[Figure contents as structured data]
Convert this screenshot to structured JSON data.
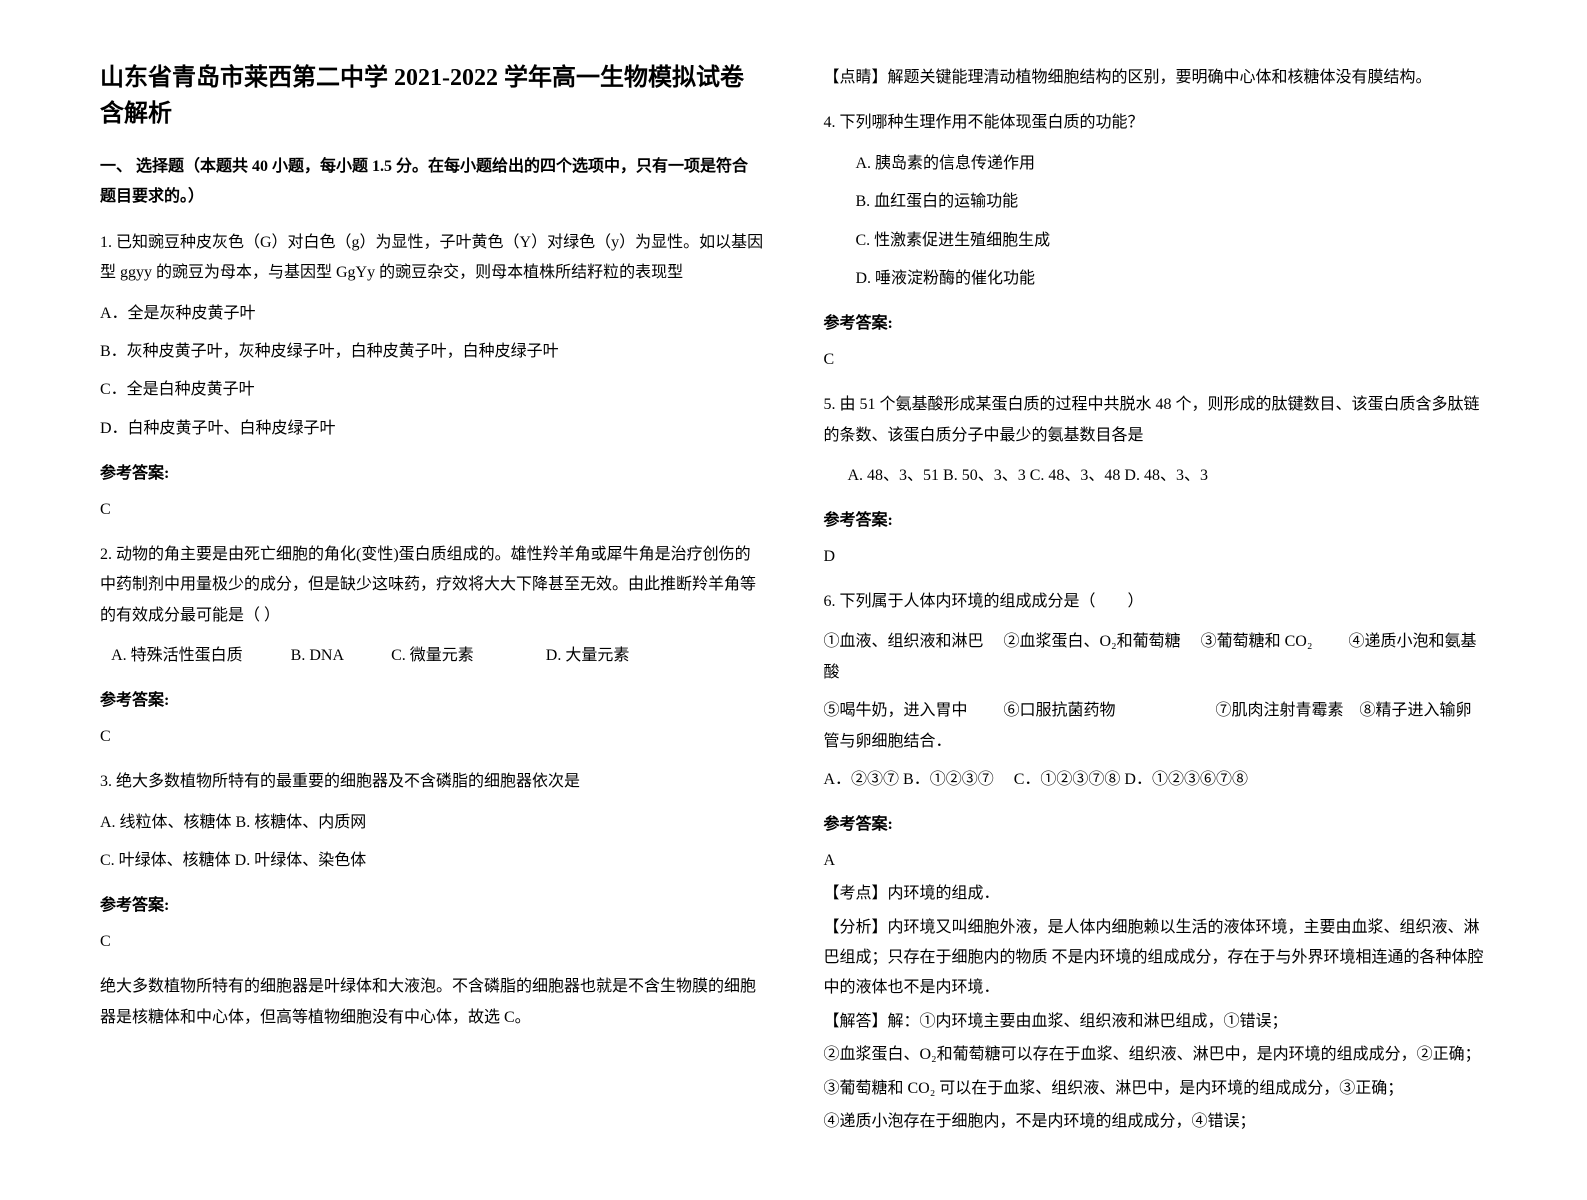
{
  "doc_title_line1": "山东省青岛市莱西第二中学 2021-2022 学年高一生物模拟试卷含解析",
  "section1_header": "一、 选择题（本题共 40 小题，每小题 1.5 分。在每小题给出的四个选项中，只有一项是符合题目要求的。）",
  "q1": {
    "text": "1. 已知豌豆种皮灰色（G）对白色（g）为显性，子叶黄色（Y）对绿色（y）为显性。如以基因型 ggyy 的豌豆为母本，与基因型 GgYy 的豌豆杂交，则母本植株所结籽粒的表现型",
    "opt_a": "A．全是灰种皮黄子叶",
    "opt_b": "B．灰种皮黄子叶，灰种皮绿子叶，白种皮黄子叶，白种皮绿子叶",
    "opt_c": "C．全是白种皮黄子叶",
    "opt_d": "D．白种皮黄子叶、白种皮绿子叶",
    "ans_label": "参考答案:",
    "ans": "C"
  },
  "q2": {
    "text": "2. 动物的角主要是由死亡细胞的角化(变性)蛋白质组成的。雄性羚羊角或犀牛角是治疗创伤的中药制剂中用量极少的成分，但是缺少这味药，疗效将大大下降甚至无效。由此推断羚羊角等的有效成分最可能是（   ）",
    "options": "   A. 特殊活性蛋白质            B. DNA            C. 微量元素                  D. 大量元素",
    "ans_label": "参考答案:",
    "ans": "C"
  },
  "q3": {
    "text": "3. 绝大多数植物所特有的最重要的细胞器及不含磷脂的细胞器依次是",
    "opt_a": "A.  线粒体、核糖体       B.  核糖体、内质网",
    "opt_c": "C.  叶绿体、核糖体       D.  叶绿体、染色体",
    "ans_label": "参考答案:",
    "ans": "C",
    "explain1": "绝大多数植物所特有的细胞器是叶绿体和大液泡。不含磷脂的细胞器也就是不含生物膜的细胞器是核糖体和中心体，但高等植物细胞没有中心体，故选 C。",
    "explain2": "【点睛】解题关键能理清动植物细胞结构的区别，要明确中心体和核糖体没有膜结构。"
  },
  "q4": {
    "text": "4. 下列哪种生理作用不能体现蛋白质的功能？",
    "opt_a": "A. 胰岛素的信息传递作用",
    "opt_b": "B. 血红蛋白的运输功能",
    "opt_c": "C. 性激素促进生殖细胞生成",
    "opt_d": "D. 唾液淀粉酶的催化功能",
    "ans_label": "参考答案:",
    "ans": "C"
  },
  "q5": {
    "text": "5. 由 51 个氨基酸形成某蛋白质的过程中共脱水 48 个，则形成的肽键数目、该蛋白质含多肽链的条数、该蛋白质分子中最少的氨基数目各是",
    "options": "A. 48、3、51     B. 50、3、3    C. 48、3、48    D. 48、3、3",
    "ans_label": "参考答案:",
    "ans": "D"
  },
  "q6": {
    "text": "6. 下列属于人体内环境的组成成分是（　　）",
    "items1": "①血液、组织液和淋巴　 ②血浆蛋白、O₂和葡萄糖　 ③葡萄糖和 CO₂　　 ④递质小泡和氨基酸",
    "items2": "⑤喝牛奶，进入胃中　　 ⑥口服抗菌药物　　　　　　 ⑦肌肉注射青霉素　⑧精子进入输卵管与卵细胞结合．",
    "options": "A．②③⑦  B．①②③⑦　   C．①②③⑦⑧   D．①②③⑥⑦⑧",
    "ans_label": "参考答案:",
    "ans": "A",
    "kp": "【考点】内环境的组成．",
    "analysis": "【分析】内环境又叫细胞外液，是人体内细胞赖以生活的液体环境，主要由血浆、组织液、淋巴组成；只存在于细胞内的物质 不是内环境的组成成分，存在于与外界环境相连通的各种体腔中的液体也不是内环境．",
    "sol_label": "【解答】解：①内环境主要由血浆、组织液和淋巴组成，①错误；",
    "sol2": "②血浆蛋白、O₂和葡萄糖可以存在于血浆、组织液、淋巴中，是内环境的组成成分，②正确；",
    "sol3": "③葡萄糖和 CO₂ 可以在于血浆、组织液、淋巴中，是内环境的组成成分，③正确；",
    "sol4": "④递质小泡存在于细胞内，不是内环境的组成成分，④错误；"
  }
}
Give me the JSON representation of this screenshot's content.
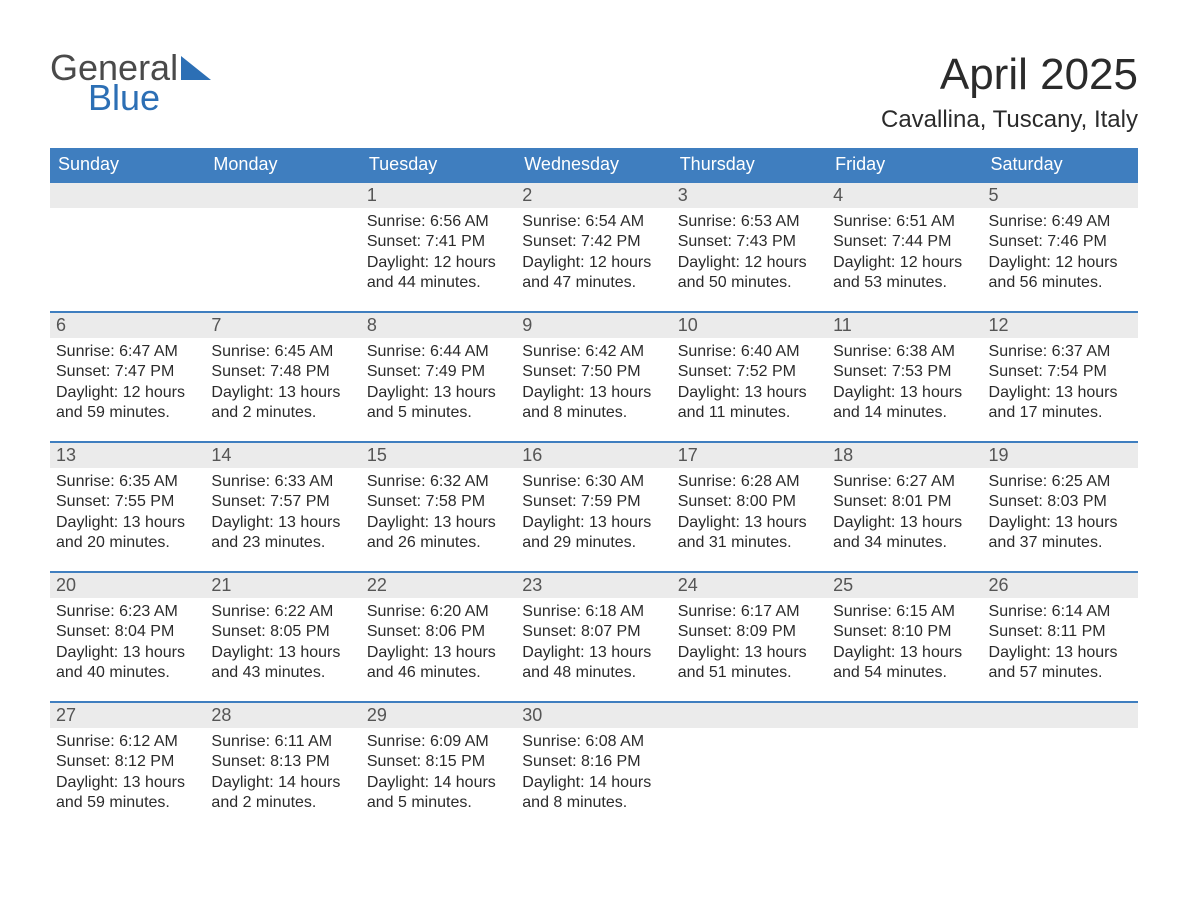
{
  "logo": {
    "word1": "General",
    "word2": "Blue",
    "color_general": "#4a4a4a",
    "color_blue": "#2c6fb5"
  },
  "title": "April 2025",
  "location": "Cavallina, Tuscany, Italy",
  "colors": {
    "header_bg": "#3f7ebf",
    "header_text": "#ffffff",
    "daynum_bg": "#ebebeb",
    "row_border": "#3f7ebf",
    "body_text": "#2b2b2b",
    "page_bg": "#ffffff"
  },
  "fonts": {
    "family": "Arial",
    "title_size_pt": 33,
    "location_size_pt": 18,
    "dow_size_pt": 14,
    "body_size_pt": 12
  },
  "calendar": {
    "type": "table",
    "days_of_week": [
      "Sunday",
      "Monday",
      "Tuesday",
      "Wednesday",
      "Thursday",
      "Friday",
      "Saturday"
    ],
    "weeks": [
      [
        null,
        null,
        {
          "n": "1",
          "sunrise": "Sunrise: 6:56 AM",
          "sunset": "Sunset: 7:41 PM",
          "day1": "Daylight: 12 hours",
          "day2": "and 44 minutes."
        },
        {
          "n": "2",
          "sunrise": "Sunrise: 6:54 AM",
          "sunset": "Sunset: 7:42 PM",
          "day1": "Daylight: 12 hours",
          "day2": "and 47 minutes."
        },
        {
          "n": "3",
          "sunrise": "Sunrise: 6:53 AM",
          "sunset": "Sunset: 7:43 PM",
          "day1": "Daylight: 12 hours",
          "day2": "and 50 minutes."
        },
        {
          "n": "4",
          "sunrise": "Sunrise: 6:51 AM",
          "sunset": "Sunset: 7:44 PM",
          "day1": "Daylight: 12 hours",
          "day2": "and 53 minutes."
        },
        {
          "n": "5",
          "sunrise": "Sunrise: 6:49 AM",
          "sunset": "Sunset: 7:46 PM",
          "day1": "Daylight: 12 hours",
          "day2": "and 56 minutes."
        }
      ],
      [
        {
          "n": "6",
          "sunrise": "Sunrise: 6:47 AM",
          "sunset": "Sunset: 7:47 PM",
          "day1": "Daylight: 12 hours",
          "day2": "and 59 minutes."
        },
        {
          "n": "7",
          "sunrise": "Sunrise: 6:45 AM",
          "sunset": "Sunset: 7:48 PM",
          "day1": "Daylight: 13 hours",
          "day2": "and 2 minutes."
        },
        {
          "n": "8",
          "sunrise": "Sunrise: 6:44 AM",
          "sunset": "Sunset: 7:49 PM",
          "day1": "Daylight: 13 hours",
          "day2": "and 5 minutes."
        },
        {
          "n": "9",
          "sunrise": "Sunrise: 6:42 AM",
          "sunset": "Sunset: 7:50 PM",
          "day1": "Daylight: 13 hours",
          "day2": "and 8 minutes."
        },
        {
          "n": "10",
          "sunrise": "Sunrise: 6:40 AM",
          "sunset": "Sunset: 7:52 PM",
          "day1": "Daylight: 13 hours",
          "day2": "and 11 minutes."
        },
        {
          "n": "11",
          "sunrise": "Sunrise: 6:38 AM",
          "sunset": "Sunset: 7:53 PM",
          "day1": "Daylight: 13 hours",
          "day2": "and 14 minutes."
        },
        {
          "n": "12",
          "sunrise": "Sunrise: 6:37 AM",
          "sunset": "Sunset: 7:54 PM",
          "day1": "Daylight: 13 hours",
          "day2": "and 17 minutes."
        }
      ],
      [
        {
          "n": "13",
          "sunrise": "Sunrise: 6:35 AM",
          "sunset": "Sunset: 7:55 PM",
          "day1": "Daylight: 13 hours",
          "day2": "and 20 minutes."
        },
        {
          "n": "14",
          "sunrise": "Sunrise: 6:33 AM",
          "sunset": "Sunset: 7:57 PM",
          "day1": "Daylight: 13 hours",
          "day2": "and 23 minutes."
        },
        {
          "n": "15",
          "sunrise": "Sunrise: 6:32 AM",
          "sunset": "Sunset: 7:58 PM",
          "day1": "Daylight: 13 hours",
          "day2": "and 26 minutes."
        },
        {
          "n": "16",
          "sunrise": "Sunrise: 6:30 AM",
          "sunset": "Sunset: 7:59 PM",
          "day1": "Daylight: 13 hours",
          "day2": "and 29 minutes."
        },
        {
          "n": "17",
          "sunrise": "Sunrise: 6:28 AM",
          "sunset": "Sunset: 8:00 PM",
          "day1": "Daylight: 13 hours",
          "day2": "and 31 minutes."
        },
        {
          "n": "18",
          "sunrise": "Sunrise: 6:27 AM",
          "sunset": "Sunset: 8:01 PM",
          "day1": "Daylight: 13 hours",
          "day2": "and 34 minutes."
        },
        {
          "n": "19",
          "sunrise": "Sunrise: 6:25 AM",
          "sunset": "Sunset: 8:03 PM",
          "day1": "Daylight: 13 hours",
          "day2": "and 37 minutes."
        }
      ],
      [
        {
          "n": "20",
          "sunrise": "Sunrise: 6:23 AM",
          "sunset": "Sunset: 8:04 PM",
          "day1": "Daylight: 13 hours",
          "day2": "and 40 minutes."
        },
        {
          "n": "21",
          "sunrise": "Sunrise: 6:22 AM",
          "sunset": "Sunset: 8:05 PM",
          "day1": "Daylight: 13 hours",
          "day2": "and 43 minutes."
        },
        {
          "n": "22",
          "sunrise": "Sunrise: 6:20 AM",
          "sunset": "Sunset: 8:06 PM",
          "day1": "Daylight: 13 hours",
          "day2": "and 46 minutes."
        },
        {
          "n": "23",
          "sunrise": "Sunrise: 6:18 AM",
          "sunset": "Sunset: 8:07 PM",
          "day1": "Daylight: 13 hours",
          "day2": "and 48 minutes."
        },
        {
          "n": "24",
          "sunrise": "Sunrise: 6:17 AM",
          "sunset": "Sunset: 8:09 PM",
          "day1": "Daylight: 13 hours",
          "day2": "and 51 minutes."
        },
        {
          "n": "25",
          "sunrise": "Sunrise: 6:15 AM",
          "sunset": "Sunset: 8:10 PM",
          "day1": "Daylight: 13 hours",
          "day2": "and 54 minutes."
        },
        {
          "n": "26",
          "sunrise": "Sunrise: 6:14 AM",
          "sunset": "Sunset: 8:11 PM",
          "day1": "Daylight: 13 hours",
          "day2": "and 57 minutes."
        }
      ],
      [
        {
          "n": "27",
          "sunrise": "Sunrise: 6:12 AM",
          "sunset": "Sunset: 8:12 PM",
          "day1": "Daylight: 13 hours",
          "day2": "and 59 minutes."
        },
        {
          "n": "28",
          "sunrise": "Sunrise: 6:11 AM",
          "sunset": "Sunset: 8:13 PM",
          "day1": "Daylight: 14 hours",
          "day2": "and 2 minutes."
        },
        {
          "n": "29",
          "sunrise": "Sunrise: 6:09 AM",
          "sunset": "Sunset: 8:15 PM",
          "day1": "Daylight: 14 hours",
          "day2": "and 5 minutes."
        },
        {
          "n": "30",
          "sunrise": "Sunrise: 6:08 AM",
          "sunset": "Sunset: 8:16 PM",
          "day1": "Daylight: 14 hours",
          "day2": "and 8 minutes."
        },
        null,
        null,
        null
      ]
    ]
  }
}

= Short task =
Where a line contains "JSON", copy that line.

= The result =
Convert this screenshot to structured JSON data.
Give me the JSON representation of this screenshot's content.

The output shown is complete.